### Problem to solve
With the images removed, repeat the data below exactly.

--- START OF Material for this task ---

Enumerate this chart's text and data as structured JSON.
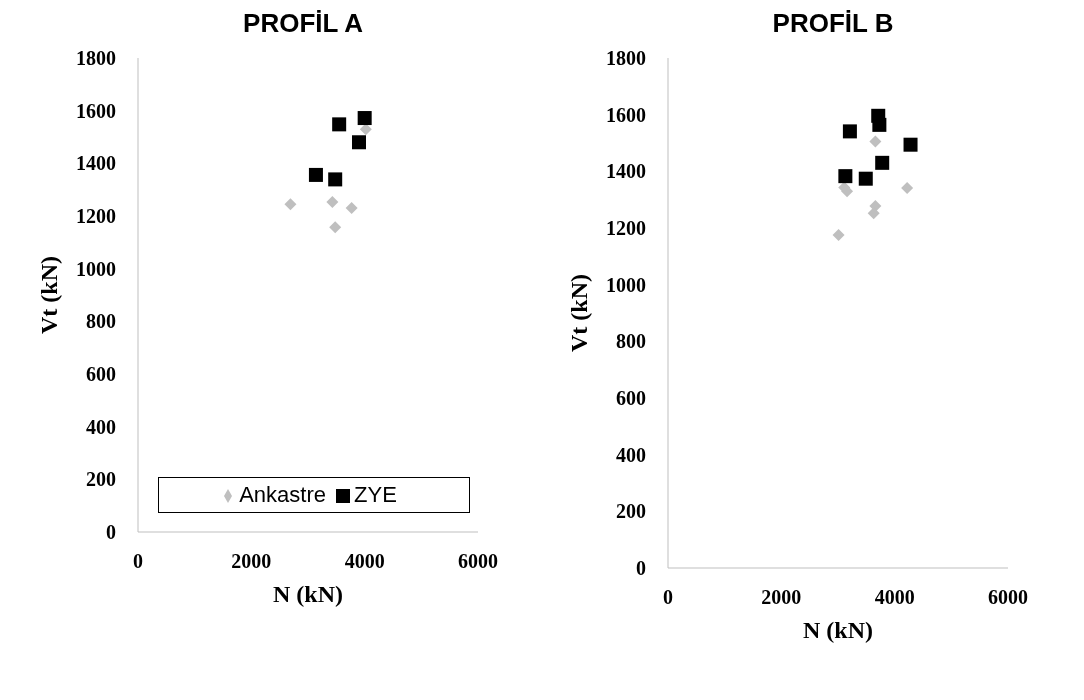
{
  "chart_data": [
    {
      "type": "scatter",
      "title": "PROFİL A",
      "xlabel": "N (kN)",
      "ylabel": "Vt (kN)",
      "xlim": [
        0,
        6000
      ],
      "xticks": [
        0,
        2000,
        4000,
        6000
      ],
      "ylim": [
        0,
        1800
      ],
      "yticks": [
        0,
        200,
        400,
        600,
        800,
        1000,
        1200,
        1400,
        1600,
        1800
      ],
      "grid": false,
      "legend": "bottom",
      "series": [
        {
          "name": "Ankastre",
          "color": "#bfbfbf",
          "marker": "diamond",
          "x": [
            2690,
            3430,
            3770,
            3480,
            4020
          ],
          "values": [
            1245,
            1253,
            1230,
            1157,
            1529
          ]
        },
        {
          "name": "ZYE",
          "color": "#000000",
          "marker": "square",
          "x": [
            3550,
            4000,
            3900,
            3140,
            3480
          ],
          "values": [
            1548,
            1572,
            1480,
            1356,
            1339
          ]
        }
      ]
    },
    {
      "type": "scatter",
      "title": "PROFİL B",
      "xlabel": "N (kN)",
      "ylabel": "Vt (kN)",
      "xlim": [
        0,
        6000
      ],
      "xticks": [
        0,
        2000,
        4000,
        6000
      ],
      "ylim": [
        0,
        1800
      ],
      "yticks": [
        0,
        200,
        400,
        600,
        800,
        1000,
        1200,
        1400,
        1600,
        1800
      ],
      "grid": false,
      "legend": false,
      "series": [
        {
          "color": "#bfbfbf",
          "marker": "diamond",
          "x": [
            3660,
            3110,
            3160,
            4220,
            3660,
            3630,
            3010
          ],
          "values": [
            1505,
            1343,
            1330,
            1341,
            1278,
            1252,
            1175
          ]
        },
        {
          "color": "#000000",
          "marker": "square",
          "x": [
            3710,
            3730,
            3210,
            4280,
            3780,
            3130,
            3490
          ],
          "values": [
            1596,
            1564,
            1541,
            1494,
            1430,
            1383,
            1374
          ]
        }
      ]
    }
  ]
}
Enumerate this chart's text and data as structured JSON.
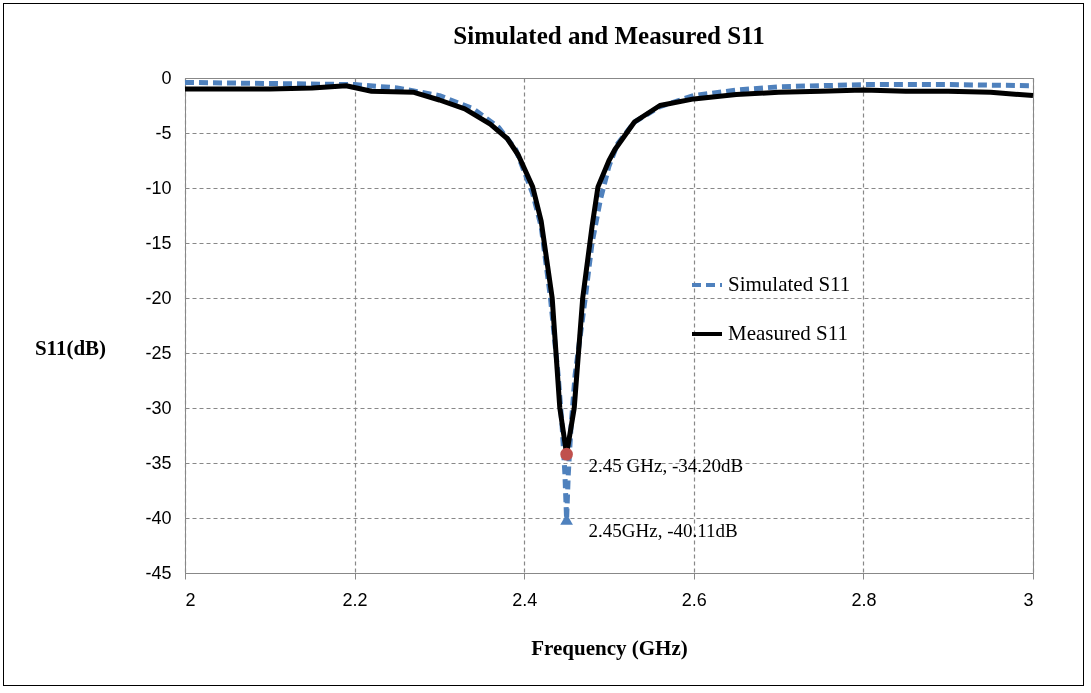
{
  "chart_data": {
    "type": "line",
    "title": "Simulated and Measured S11",
    "xlabel": "Frequency (GHz)",
    "ylabel": "S11(dB)",
    "xlim": [
      2,
      3
    ],
    "xticks": [
      2,
      2.2,
      2.4,
      2.6,
      2.8,
      3
    ],
    "ylim": [
      -45,
      0
    ],
    "yticks": [
      0,
      -5,
      -10,
      -15,
      -20,
      -25,
      -30,
      -35,
      -40,
      -45
    ],
    "grid": true,
    "legend": "right",
    "series": [
      {
        "name": "Simulated S11",
        "type": "line",
        "color": "#4f81bd",
        "line_style": "dashed",
        "x": [
          2.0,
          2.1,
          2.2,
          2.25,
          2.3,
          2.34,
          2.37,
          2.39,
          2.41,
          2.42,
          2.431,
          2.44,
          2.445,
          2.448,
          2.45,
          2.452,
          2.455,
          2.46,
          2.472,
          2.48,
          2.49,
          2.5,
          2.51,
          2.53,
          2.56,
          2.6,
          2.65,
          2.7,
          2.8,
          2.9,
          3.0
        ],
        "values": [
          -0.4,
          -0.5,
          -0.6,
          -0.9,
          -1.6,
          -2.8,
          -4.5,
          -6.5,
          -10.5,
          -13.5,
          -20,
          -27,
          -32,
          -36,
          -40.11,
          -36,
          -32,
          -27,
          -20,
          -15,
          -11,
          -8,
          -6,
          -4,
          -2.6,
          -1.6,
          -1.1,
          -0.8,
          -0.6,
          -0.6,
          -0.7
        ]
      },
      {
        "name": "Measured S11",
        "type": "line",
        "color": "#000000",
        "line_style": "solid",
        "x": [
          2.0,
          2.05,
          2.1,
          2.15,
          2.19,
          2.22,
          2.27,
          2.3,
          2.33,
          2.36,
          2.38,
          2.393,
          2.41,
          2.42,
          2.433,
          2.442,
          2.45,
          2.459,
          2.469,
          2.48,
          2.487,
          2.5,
          2.507,
          2.53,
          2.56,
          2.6,
          2.65,
          2.7,
          2.75,
          2.8,
          2.85,
          2.9,
          2.95,
          3.0
        ],
        "values": [
          -1.0,
          -1.0,
          -1.0,
          -0.9,
          -0.7,
          -1.2,
          -1.3,
          -2.0,
          -2.8,
          -4.2,
          -5.5,
          -7,
          -9.9,
          -13,
          -20,
          -30,
          -34.2,
          -30,
          -20,
          -13.5,
          -9.9,
          -7.5,
          -6.5,
          -4,
          -2.5,
          -1.9,
          -1.5,
          -1.3,
          -1.2,
          -1.1,
          -1.2,
          -1.2,
          -1.3,
          -1.6
        ]
      },
      {
        "type": "scatter",
        "marker": "circle",
        "color": "#c0504d",
        "x": [
          2.45
        ],
        "values": [
          -34.2
        ]
      },
      {
        "type": "scatter",
        "marker": "triangle",
        "color": "#4f81bd",
        "x": [
          2.45
        ],
        "values": [
          -40.11
        ]
      }
    ],
    "annotations": [
      {
        "text": "2.45 GHz, -34.20dB",
        "x": 2.45,
        "y": -34.2
      },
      {
        "text": "2.45GHz, -40.11dB",
        "x": 2.45,
        "y": -40.11
      }
    ]
  }
}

--- END OF Material for this task ---

### Output
Enumerate this chart's text and data as structured JSON.
{
  "chart_data": [
    {
      "type": "scatter",
      "title": "PROFİL A",
      "xlabel": "N (kN)",
      "ylabel": "Vt (kN)",
      "xlim": [
        0,
        6000
      ],
      "xticks": [
        0,
        2000,
        4000,
        6000
      ],
      "ylim": [
        0,
        1800
      ],
      "yticks": [
        0,
        200,
        400,
        600,
        800,
        1000,
        1200,
        1400,
        1600,
        1800
      ],
      "grid": false,
      "legend": "bottom",
      "series": [
        {
          "name": "Ankastre",
          "color": "#bfbfbf",
          "marker": "diamond",
          "x": [
            2690,
            3430,
            3770,
            3480,
            4020
          ],
          "values": [
            1245,
            1253,
            1230,
            1157,
            1529
          ]
        },
        {
          "name": "ZYE",
          "color": "#000000",
          "marker": "square",
          "x": [
            3550,
            4000,
            3900,
            3140,
            3480
          ],
          "values": [
            1548,
            1572,
            1480,
            1356,
            1339
          ]
        }
      ]
    },
    {
      "type": "scatter",
      "title": "PROFİL B",
      "xlabel": "N (kN)",
      "ylabel": "Vt (kN)",
      "xlim": [
        0,
        6000
      ],
      "xticks": [
        0,
        2000,
        4000,
        6000
      ],
      "ylim": [
        0,
        1800
      ],
      "yticks": [
        0,
        200,
        400,
        600,
        800,
        1000,
        1200,
        1400,
        1600,
        1800
      ],
      "grid": false,
      "legend": false,
      "series": [
        {
          "color": "#bfbfbf",
          "marker": "diamond",
          "x": [
            3660,
            3110,
            3160,
            4220,
            3660,
            3630,
            3010
          ],
          "values": [
            1505,
            1343,
            1330,
            1341,
            1278,
            1252,
            1175
          ]
        },
        {
          "color": "#000000",
          "marker": "square",
          "x": [
            3710,
            3730,
            3210,
            4280,
            3780,
            3130,
            3490
          ],
          "values": [
            1596,
            1564,
            1541,
            1494,
            1430,
            1383,
            1374
          ]
        }
      ]
    }
  ]
}
Enumerate this chart's text and data as structured JSON.
{
  "chart_data": {
    "type": "line",
    "title": "Simulated and Measured S11",
    "xlabel": "Frequency (GHz)",
    "ylabel": "S11(dB)",
    "xlim": [
      2,
      3
    ],
    "xticks": [
      2,
      2.2,
      2.4,
      2.6,
      2.8,
      3
    ],
    "ylim": [
      -45,
      0
    ],
    "yticks": [
      0,
      -5,
      -10,
      -15,
      -20,
      -25,
      -30,
      -35,
      -40,
      -45
    ],
    "grid": true,
    "legend": "right",
    "series": [
      {
        "name": "Simulated S11",
        "type": "line",
        "color": "#4f81bd",
        "line_style": "dashed",
        "x": [
          2.0,
          2.1,
          2.2,
          2.25,
          2.3,
          2.34,
          2.37,
          2.39,
          2.41,
          2.42,
          2.431,
          2.44,
          2.445,
          2.448,
          2.45,
          2.452,
          2.455,
          2.46,
          2.472,
          2.48,
          2.49,
          2.5,
          2.51,
          2.53,
          2.56,
          2.6,
          2.65,
          2.7,
          2.8,
          2.9,
          3.0
        ],
        "values": [
          -0.4,
          -0.5,
          -0.6,
          -0.9,
          -1.6,
          -2.8,
          -4.5,
          -6.5,
          -10.5,
          -13.5,
          -20,
          -27,
          -32,
          -36,
          -40.11,
          -36,
          -32,
          -27,
          -20,
          -15,
          -11,
          -8,
          -6,
          -4,
          -2.6,
          -1.6,
          -1.1,
          -0.8,
          -0.6,
          -0.6,
          -0.7
        ]
      },
      {
        "name": "Measured S11",
        "type": "line",
        "color": "#000000",
        "line_style": "solid",
        "x": [
          2.0,
          2.05,
          2.1,
          2.15,
          2.19,
          2.22,
          2.27,
          2.3,
          2.33,
          2.36,
          2.38,
          2.393,
          2.41,
          2.42,
          2.433,
          2.442,
          2.45,
          2.459,
          2.469,
          2.48,
          2.487,
          2.5,
          2.507,
          2.53,
          2.56,
          2.6,
          2.65,
          2.7,
          2.75,
          2.8,
          2.85,
          2.9,
          2.95,
          3.0
        ],
        "values": [
          -1.0,
          -1.0,
          -1.0,
          -0.9,
          -0.7,
          -1.2,
          -1.3,
          -2.0,
          -2.8,
          -4.2,
          -5.5,
          -7,
          -9.9,
          -13,
          -20,
          -30,
          -34.2,
          -30,
          -20,
          -13.5,
          -9.9,
          -7.5,
          -6.5,
          -4,
          -2.5,
          -1.9,
          -1.5,
          -1.3,
          -1.2,
          -1.1,
          -1.2,
          -1.2,
          -1.3,
          -1.6
        ]
      },
      {
        "type": "scatter",
        "marker": "circle",
        "color": "#c0504d",
        "x": [
          2.45
        ],
        "values": [
          -34.2
        ]
      },
      {
        "type": "scatter",
        "marker": "triangle",
        "color": "#4f81bd",
        "x": [
          2.45
        ],
        "values": [
          -40.11
        ]
      }
    ],
    "annotations": [
      {
        "text": "2.45 GHz, -34.20dB",
        "x": 2.45,
        "y": -34.2
      },
      {
        "text": "2.45GHz, -40.11dB",
        "x": 2.45,
        "y": -40.11
      }
    ]
  }
}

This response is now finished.